Saved entries
►

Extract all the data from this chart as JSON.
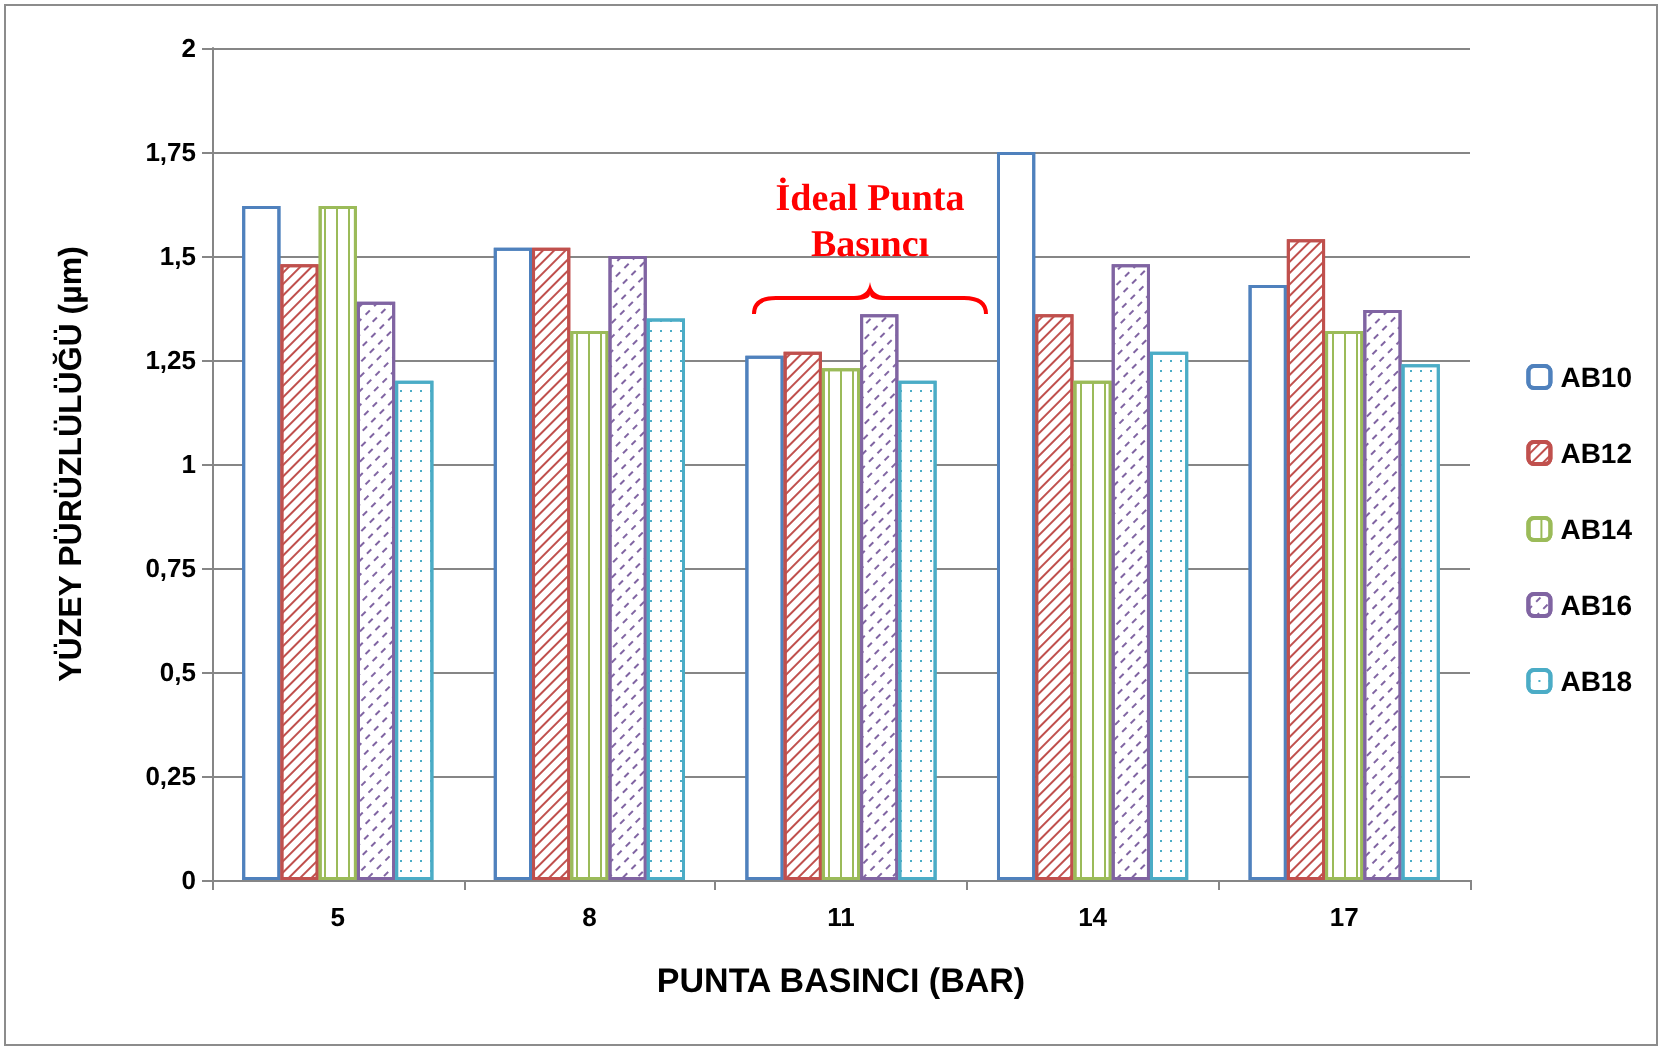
{
  "chart_data": {
    "type": "bar",
    "xlabel": "PUNTA BASINCI (BAR)",
    "ylabel": "YÜZEY PÜRÜZLÜLÜĞÜ (µm)",
    "categories": [
      "5",
      "8",
      "11",
      "14",
      "17"
    ],
    "series": [
      {
        "name": "AB10",
        "color": "#4f81bd",
        "values": [
          1.62,
          1.52,
          1.26,
          1.75,
          1.43
        ]
      },
      {
        "name": "AB12",
        "color": "#c0504d",
        "values": [
          1.48,
          1.52,
          1.27,
          1.36,
          1.54
        ]
      },
      {
        "name": "AB14",
        "color": "#9bbb59",
        "values": [
          1.62,
          1.32,
          1.23,
          1.2,
          1.32
        ]
      },
      {
        "name": "AB16",
        "color": "#8064a2",
        "values": [
          1.39,
          1.5,
          1.36,
          1.48,
          1.37
        ]
      },
      {
        "name": "AB18",
        "color": "#4bacc6",
        "values": [
          1.2,
          1.35,
          1.2,
          1.27,
          1.24
        ]
      }
    ],
    "ylim": [
      0,
      2
    ],
    "yticks": [
      0,
      {
        "value": 0.25,
        "label": "0,25"
      },
      {
        "value": 0.5,
        "label": "0,5"
      },
      {
        "value": 0.75,
        "label": "0,75"
      },
      1,
      {
        "value": 1.25,
        "label": "1,25"
      },
      {
        "value": 1.5,
        "label": "1,5"
      },
      {
        "value": 1.75,
        "label": "1,75"
      },
      2
    ],
    "grid": "y",
    "legend": "right",
    "annotations": [
      "İdeal Punta Basıncı"
    ]
  }
}
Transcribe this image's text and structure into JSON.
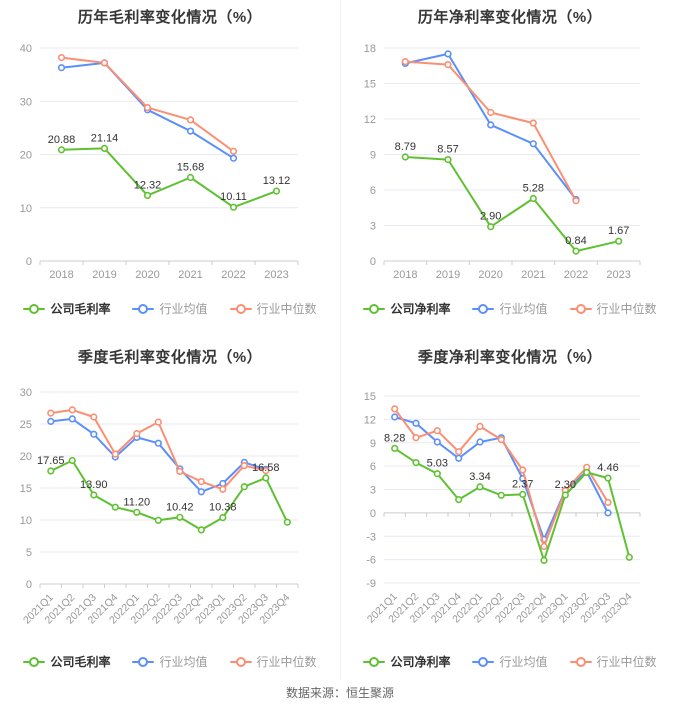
{
  "page": {
    "source": "数据来源：恒生聚源"
  },
  "colors": {
    "company": "#5fc131",
    "industry_mean": "#5b8ff9",
    "industry_median": "#fa8f73",
    "title_text": "#363636",
    "axis_text": "#999999",
    "point_label_text": "#333333",
    "grid_line": "#e9e9f2",
    "axis_line": "#cccccc"
  },
  "chart_data": [
    {
      "type": "line",
      "title": "历年毛利率变化情况（%）",
      "ylim": [
        0,
        40
      ],
      "yticks": [
        0,
        10,
        20,
        30,
        40
      ],
      "x_rotate": 0,
      "grid": true,
      "legend_position": "bottom",
      "categories": [
        "2018",
        "2019",
        "2020",
        "2021",
        "2022",
        "2023"
      ],
      "series": [
        {
          "name": "公司毛利率",
          "color": "company",
          "values": [
            20.88,
            21.14,
            12.32,
            15.68,
            10.11,
            13.12
          ],
          "point_labels": [
            "20.88",
            "21.14",
            "12.32",
            "15.68",
            "10.11",
            "13.12"
          ]
        },
        {
          "name": "行业均值",
          "color": "industry_mean",
          "values": [
            36.3,
            37.2,
            28.4,
            24.4,
            19.3,
            null
          ]
        },
        {
          "name": "行业中位数",
          "color": "industry_median",
          "values": [
            38.2,
            37.2,
            28.8,
            26.5,
            20.6,
            null
          ]
        }
      ]
    },
    {
      "type": "line",
      "title": "历年净利率变化情况（%）",
      "ylim": [
        0,
        18
      ],
      "yticks": [
        0,
        3,
        6,
        9,
        12,
        15,
        18
      ],
      "x_rotate": 0,
      "grid": true,
      "legend_position": "bottom",
      "categories": [
        "2018",
        "2019",
        "2020",
        "2021",
        "2022",
        "2023"
      ],
      "series": [
        {
          "name": "公司净利率",
          "color": "company",
          "values": [
            8.79,
            8.57,
            2.9,
            5.28,
            0.84,
            1.67
          ],
          "point_labels": [
            "8.79",
            "8.57",
            "2.90",
            "5.28",
            "0.84",
            "1.67"
          ]
        },
        {
          "name": "行业均值",
          "color": "industry_mean",
          "values": [
            16.7,
            17.5,
            11.5,
            9.9,
            5.2,
            null
          ]
        },
        {
          "name": "行业中位数",
          "color": "industry_median",
          "values": [
            16.85,
            16.6,
            12.55,
            11.65,
            5.1,
            null
          ]
        }
      ]
    },
    {
      "type": "line",
      "title": "季度毛利率变化情况（%）",
      "ylim": [
        0,
        30
      ],
      "yticks": [
        0,
        5,
        10,
        15,
        20,
        25,
        30
      ],
      "x_rotate": 45,
      "grid": true,
      "legend_position": "bottom",
      "categories": [
        "2021Q1",
        "2021Q2",
        "2021Q3",
        "2021Q4",
        "2022Q1",
        "2022Q2",
        "2022Q3",
        "2022Q4",
        "2023Q1",
        "2023Q2",
        "2023Q3",
        "2023Q4"
      ],
      "series": [
        {
          "name": "公司毛利率",
          "color": "company",
          "values": [
            17.65,
            19.3,
            13.9,
            12.0,
            11.2,
            9.95,
            10.42,
            8.45,
            10.38,
            15.2,
            16.58,
            9.65
          ],
          "point_labels": [
            "17.65",
            null,
            "13.90",
            null,
            "11.20",
            null,
            "10.42",
            null,
            "10.38",
            null,
            "16.58",
            null
          ]
        },
        {
          "name": "行业均值",
          "color": "industry_mean",
          "values": [
            25.4,
            25.8,
            23.4,
            19.85,
            22.9,
            22.0,
            18.0,
            14.4,
            15.7,
            19.0,
            17.9,
            null
          ]
        },
        {
          "name": "行业中位数",
          "color": "industry_median",
          "values": [
            26.7,
            27.2,
            26.1,
            20.3,
            23.5,
            25.3,
            17.6,
            16.0,
            14.8,
            18.5,
            17.7,
            null
          ]
        }
      ]
    },
    {
      "type": "line",
      "title": "季度净利率变化情况（%）",
      "ylim": [
        -9,
        15
      ],
      "yticks": [
        -9,
        -6,
        -3,
        0,
        3,
        6,
        9,
        12,
        15
      ],
      "x_rotate": 45,
      "grid": true,
      "legend_position": "bottom",
      "categories": [
        "2021Q1",
        "2021Q2",
        "2021Q3",
        "2021Q4",
        "2022Q1",
        "2022Q2",
        "2022Q3",
        "2022Q4",
        "2023Q1",
        "2023Q2",
        "2023Q3",
        "2023Q4"
      ],
      "series": [
        {
          "name": "公司净利率",
          "color": "company",
          "values": [
            8.28,
            6.45,
            5.03,
            1.7,
            3.34,
            2.25,
            2.37,
            -6.1,
            2.3,
            5.2,
            4.46,
            -5.7
          ],
          "point_labels": [
            "8.28",
            null,
            "5.03",
            null,
            "3.34",
            null,
            "2.37",
            null,
            "2.30",
            null,
            "4.46",
            null
          ]
        },
        {
          "name": "行业均值",
          "color": "industry_mean",
          "values": [
            12.3,
            11.5,
            9.1,
            7.0,
            9.1,
            9.65,
            4.4,
            -3.4,
            2.9,
            5.3,
            0.0,
            null
          ]
        },
        {
          "name": "行业中位数",
          "color": "industry_median",
          "values": [
            13.35,
            9.65,
            10.55,
            7.85,
            11.1,
            9.4,
            5.5,
            -4.3,
            2.85,
            5.85,
            1.35,
            null
          ]
        }
      ]
    }
  ]
}
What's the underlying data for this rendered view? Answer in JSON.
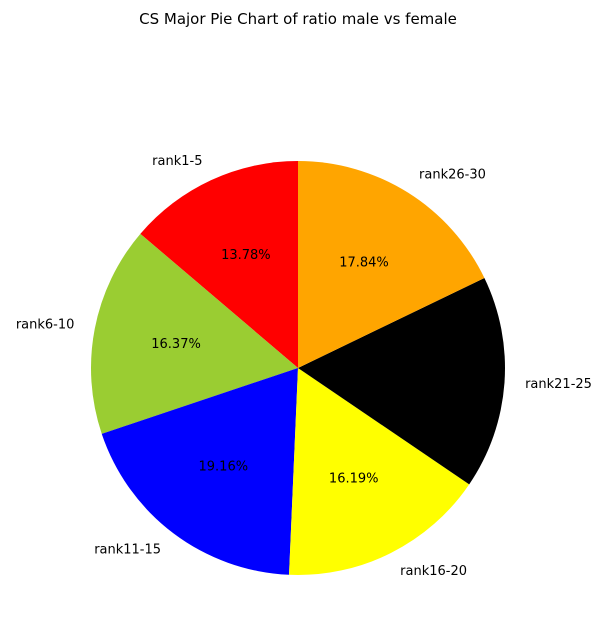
{
  "chart_data": {
    "type": "pie",
    "title": "CS Major Pie Chart of ratio male vs female",
    "slices": [
      {
        "label": "rank1-5",
        "value": 13.78,
        "pct_label": "13.78%",
        "color": "#ff0000"
      },
      {
        "label": "rank6-10",
        "value": 16.37,
        "pct_label": "16.37%",
        "color": "#9acd32"
      },
      {
        "label": "rank11-15",
        "value": 19.16,
        "pct_label": "19.16%",
        "color": "#0000ff"
      },
      {
        "label": "rank16-20",
        "value": 16.19,
        "pct_label": "16.19%",
        "color": "#ffff00"
      },
      {
        "label": "rank21-25",
        "value": 16.66,
        "pct_label": "",
        "color": "#000000"
      },
      {
        "label": "rank26-30",
        "value": 17.84,
        "pct_label": "17.84%",
        "color": "#ffa500"
      }
    ],
    "start_angle_deg": 90,
    "direction": "counterclockwise",
    "legend": "none"
  }
}
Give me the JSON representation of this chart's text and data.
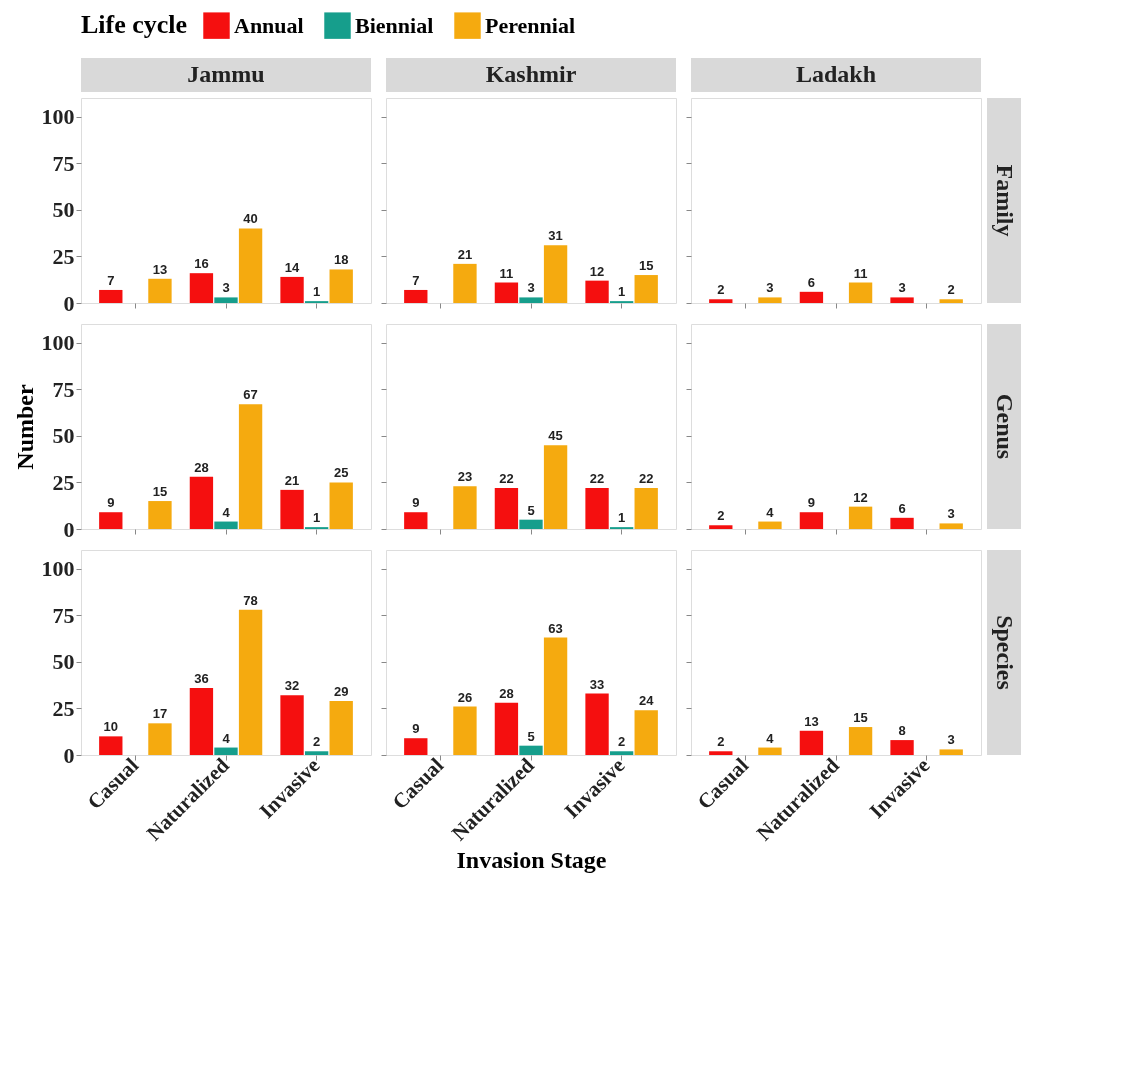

◄

AIM = Copy each line in the data that holds the word "JSON".

PROBLEM SOLUTION =
Extract all the data from this chart as JSON.
Transcribe this image's text and structure into JSON.
What's the underlying data for this rendered view? Answer in JSON.
Give me the JSON representation of this chart's text and data.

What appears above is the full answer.